* [Exercise description]: Locate every line below that contains the word "Rate" and copy it.
· · · ·
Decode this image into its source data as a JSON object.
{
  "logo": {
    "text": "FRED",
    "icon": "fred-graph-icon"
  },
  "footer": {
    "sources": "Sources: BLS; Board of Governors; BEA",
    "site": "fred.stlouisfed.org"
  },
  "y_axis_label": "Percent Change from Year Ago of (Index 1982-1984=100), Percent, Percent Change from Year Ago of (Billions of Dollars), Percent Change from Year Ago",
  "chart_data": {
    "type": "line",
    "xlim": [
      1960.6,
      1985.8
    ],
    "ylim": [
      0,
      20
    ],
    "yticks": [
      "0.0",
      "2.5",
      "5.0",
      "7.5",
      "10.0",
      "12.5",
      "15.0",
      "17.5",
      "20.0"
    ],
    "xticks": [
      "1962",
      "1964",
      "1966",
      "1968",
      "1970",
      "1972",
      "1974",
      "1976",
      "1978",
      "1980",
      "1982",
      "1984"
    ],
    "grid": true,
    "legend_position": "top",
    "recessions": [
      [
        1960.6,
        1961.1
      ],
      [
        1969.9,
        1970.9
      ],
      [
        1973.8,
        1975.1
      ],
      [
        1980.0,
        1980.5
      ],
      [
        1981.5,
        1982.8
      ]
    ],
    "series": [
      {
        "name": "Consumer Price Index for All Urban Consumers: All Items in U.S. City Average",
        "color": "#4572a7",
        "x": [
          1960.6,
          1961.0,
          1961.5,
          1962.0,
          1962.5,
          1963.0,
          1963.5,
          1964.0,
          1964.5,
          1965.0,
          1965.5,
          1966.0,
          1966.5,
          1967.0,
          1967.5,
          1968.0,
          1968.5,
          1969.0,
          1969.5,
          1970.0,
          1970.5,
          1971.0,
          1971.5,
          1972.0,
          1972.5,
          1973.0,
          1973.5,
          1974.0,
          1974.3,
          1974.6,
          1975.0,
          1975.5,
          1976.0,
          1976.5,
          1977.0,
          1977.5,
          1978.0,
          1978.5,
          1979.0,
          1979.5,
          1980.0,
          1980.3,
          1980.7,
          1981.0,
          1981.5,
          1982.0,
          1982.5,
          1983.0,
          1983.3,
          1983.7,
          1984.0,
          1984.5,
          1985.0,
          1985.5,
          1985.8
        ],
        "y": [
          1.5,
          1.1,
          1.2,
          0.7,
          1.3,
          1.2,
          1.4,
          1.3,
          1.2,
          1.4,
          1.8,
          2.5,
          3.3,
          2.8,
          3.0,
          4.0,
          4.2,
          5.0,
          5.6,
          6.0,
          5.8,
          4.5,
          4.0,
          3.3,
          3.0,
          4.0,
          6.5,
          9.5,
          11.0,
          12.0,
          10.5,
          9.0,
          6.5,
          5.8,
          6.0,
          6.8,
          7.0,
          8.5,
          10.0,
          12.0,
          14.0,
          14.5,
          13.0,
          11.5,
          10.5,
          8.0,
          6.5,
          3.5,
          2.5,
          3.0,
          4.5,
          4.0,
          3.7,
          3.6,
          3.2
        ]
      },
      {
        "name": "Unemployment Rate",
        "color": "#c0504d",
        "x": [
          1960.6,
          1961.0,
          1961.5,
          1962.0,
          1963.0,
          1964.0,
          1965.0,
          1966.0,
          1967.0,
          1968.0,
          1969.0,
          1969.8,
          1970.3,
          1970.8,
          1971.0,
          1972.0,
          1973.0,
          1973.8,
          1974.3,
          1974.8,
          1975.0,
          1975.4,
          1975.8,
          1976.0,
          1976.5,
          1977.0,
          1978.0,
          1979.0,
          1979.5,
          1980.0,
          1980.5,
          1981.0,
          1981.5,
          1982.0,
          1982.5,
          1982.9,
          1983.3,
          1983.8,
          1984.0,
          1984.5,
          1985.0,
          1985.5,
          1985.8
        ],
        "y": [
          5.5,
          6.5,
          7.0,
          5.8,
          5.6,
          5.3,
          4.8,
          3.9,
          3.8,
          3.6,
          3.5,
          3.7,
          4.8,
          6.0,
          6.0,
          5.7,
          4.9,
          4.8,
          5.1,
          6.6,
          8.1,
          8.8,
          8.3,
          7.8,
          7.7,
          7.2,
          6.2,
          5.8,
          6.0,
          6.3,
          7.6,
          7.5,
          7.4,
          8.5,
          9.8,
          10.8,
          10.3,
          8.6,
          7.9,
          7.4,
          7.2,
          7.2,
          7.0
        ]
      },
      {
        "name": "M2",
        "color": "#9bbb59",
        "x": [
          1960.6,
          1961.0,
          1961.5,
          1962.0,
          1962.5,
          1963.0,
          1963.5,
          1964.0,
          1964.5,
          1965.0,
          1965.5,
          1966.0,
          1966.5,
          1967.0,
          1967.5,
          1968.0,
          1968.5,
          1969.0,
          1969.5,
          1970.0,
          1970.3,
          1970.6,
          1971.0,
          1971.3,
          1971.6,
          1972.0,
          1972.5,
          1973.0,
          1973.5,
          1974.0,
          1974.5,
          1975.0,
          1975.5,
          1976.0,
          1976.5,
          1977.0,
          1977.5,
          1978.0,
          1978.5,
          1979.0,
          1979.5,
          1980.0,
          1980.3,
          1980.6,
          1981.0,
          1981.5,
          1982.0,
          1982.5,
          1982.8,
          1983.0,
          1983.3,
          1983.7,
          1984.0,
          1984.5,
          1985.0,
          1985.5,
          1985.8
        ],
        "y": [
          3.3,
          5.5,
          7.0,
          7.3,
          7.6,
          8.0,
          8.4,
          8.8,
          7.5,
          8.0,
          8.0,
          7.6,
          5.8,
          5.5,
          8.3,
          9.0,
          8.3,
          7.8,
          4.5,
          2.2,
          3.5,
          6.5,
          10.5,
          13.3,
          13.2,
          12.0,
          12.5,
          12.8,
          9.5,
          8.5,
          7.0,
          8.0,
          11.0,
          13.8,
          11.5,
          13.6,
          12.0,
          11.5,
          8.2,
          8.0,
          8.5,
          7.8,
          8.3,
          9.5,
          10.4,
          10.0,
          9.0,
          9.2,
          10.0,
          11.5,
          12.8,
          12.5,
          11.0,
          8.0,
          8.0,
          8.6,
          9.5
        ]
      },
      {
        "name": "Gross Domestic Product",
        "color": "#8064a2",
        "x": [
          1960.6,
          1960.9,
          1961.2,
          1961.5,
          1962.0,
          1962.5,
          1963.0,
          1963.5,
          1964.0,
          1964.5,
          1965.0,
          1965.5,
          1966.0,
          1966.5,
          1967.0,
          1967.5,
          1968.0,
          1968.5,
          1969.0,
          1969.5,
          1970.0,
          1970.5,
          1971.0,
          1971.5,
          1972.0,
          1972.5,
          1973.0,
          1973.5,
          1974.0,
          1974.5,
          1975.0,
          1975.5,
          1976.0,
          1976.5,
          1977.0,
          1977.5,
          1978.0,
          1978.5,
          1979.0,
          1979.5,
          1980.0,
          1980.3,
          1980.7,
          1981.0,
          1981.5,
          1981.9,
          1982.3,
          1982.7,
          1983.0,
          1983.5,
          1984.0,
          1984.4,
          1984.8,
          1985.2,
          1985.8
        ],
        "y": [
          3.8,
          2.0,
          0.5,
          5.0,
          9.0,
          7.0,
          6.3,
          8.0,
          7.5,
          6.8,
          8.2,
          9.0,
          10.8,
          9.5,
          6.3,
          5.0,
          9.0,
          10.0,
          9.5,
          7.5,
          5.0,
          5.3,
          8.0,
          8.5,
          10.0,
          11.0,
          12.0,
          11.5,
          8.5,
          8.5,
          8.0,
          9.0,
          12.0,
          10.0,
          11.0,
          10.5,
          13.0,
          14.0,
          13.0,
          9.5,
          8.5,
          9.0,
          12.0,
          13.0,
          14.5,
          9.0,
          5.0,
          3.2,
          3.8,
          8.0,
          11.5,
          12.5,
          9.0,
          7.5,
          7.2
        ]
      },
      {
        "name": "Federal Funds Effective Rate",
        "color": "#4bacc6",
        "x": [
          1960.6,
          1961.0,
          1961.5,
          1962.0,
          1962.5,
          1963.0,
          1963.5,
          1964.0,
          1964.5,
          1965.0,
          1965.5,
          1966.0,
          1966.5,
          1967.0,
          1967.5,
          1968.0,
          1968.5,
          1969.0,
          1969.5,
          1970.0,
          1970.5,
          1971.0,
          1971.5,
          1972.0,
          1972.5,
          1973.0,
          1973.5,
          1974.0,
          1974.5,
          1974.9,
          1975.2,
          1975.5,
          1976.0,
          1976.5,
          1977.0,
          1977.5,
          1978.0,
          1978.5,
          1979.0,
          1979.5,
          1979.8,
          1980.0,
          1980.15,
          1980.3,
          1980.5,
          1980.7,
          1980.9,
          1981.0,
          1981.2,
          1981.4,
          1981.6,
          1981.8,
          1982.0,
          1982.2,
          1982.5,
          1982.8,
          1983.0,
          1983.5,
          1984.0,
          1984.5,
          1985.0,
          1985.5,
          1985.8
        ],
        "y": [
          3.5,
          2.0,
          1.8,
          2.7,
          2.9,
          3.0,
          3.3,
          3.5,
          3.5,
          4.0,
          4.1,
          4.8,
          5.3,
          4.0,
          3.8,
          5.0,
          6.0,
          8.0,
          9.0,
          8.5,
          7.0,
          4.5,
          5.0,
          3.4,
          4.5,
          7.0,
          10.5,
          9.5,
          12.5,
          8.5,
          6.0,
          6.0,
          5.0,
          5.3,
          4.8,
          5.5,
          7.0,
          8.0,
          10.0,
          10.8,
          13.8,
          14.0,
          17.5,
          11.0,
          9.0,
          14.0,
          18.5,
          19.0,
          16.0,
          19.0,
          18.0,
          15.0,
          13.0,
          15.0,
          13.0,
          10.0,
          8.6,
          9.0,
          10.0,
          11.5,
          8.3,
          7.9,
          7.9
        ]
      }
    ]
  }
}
· · · ·
* [Complete answer]:
        "name": "Unemployment Rate",
        "name": "Federal Funds Effective Rate",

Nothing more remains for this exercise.